Extracts from a graphics dataset:
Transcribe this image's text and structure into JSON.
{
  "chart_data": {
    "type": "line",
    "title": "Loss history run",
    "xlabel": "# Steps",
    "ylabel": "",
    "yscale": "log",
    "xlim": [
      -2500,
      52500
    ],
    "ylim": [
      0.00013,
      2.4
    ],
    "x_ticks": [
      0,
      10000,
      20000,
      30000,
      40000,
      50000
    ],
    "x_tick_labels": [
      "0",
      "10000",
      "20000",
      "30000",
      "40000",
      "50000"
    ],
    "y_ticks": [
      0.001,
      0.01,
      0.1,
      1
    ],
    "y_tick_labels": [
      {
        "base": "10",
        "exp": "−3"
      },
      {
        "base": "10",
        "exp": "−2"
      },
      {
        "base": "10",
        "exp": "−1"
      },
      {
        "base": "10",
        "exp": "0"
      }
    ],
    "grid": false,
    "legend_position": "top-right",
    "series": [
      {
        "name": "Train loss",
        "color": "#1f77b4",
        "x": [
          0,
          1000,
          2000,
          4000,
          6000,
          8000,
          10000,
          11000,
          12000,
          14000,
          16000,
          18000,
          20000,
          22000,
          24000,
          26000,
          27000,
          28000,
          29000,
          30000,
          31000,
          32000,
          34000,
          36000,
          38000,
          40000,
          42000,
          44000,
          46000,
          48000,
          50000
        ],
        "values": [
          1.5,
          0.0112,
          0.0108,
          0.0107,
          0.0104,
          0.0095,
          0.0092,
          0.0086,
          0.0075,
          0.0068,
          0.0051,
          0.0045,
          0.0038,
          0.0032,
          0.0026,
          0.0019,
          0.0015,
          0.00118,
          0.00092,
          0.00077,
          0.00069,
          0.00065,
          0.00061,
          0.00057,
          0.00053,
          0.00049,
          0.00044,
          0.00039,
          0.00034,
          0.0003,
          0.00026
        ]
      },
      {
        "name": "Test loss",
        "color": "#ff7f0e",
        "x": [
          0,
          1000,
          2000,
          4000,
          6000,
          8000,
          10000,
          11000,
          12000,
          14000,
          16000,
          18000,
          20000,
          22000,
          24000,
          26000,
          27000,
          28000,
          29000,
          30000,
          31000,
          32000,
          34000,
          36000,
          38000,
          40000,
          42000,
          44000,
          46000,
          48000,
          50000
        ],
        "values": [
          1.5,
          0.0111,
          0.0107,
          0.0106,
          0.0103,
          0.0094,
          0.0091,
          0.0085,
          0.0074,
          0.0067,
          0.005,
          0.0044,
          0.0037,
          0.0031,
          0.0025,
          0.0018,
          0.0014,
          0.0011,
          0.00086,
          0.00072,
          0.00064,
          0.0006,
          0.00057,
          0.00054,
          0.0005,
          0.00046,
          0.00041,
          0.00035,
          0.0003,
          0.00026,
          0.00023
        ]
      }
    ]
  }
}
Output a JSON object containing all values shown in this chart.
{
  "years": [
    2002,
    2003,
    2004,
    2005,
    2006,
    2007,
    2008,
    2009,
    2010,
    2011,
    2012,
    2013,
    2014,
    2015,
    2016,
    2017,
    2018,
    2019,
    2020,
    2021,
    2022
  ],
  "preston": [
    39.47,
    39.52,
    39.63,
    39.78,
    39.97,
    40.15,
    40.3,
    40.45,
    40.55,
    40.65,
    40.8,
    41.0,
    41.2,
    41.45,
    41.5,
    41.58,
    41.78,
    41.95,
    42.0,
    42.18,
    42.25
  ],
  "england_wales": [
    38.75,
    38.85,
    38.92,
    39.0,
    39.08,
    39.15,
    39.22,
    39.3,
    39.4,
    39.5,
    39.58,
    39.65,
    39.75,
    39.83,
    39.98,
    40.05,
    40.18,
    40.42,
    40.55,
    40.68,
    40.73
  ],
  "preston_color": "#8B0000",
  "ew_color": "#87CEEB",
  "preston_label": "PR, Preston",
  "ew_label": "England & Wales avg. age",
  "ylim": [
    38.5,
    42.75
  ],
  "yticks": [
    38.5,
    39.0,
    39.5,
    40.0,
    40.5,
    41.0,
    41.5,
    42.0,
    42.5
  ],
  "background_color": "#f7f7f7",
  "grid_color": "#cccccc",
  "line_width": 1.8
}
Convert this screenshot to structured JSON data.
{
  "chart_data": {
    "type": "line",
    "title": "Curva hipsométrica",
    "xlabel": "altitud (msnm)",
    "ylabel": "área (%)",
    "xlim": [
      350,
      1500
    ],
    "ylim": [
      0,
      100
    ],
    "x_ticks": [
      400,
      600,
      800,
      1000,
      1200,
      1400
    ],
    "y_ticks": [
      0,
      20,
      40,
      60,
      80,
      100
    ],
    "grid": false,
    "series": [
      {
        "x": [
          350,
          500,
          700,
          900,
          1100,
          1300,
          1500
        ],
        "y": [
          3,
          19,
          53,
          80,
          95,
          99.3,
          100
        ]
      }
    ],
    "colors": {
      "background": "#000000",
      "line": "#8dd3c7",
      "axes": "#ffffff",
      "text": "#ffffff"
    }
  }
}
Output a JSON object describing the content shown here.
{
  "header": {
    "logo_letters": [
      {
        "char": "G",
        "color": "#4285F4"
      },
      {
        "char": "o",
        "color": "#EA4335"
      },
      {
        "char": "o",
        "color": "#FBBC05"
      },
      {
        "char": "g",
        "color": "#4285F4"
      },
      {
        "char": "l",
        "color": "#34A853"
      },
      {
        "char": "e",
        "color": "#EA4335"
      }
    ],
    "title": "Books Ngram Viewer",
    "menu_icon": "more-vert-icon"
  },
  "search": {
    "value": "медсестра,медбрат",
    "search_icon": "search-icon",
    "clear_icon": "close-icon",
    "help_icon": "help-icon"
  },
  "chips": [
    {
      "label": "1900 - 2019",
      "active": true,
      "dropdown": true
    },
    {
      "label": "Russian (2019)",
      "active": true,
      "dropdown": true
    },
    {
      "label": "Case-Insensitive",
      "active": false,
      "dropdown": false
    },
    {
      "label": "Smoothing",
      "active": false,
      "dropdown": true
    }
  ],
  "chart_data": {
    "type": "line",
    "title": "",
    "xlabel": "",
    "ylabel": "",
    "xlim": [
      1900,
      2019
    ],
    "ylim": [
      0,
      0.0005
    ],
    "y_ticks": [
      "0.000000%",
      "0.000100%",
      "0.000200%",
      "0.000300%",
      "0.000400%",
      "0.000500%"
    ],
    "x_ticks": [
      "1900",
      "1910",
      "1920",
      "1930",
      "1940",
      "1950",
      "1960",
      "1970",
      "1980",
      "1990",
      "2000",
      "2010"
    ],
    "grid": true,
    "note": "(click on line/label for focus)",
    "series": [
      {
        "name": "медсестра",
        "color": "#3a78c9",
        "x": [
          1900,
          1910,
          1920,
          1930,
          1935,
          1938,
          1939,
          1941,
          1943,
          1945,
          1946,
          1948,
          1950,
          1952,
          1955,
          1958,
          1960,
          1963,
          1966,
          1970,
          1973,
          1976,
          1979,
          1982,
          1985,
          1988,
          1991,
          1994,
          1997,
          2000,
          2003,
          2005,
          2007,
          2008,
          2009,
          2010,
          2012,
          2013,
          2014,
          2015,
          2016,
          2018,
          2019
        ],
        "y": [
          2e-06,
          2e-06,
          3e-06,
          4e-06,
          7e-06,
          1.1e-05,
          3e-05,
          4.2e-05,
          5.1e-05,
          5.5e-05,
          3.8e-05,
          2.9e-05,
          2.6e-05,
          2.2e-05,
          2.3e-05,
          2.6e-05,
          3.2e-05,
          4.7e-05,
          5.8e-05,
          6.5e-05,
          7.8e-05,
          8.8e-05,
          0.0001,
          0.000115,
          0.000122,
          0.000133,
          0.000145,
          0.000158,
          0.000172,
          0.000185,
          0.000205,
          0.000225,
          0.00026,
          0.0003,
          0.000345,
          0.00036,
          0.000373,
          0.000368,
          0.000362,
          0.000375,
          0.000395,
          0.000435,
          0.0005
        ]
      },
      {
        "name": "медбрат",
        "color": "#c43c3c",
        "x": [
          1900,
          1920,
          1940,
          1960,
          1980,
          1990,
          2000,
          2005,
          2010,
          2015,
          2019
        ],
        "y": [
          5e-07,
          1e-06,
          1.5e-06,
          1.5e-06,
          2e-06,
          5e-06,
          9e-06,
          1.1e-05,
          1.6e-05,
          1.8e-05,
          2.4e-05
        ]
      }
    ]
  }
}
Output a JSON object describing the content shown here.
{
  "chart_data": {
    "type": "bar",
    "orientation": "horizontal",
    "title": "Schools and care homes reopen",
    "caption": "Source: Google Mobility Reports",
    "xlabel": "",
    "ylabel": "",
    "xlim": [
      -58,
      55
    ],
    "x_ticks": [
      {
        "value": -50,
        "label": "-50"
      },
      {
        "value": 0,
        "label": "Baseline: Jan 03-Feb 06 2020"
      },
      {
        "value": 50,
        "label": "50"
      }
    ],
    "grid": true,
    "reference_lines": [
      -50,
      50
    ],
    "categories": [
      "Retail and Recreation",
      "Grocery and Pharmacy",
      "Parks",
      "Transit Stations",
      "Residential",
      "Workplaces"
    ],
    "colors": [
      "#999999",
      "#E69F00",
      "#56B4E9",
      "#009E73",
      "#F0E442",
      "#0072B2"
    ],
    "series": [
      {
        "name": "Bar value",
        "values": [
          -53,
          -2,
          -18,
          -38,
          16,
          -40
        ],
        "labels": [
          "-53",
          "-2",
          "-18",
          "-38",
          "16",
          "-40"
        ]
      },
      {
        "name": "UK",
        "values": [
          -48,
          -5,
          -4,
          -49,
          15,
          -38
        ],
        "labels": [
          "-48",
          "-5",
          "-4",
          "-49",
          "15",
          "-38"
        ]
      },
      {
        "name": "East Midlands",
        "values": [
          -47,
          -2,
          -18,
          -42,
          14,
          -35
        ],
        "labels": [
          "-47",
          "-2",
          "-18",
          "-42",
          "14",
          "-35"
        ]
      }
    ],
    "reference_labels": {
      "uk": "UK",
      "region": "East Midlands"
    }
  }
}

Exercise directions: Copy, from the material, each line that holds the string "Midlands".

Full response:
        "name": "East Midlands",
      "region": "East Midlands"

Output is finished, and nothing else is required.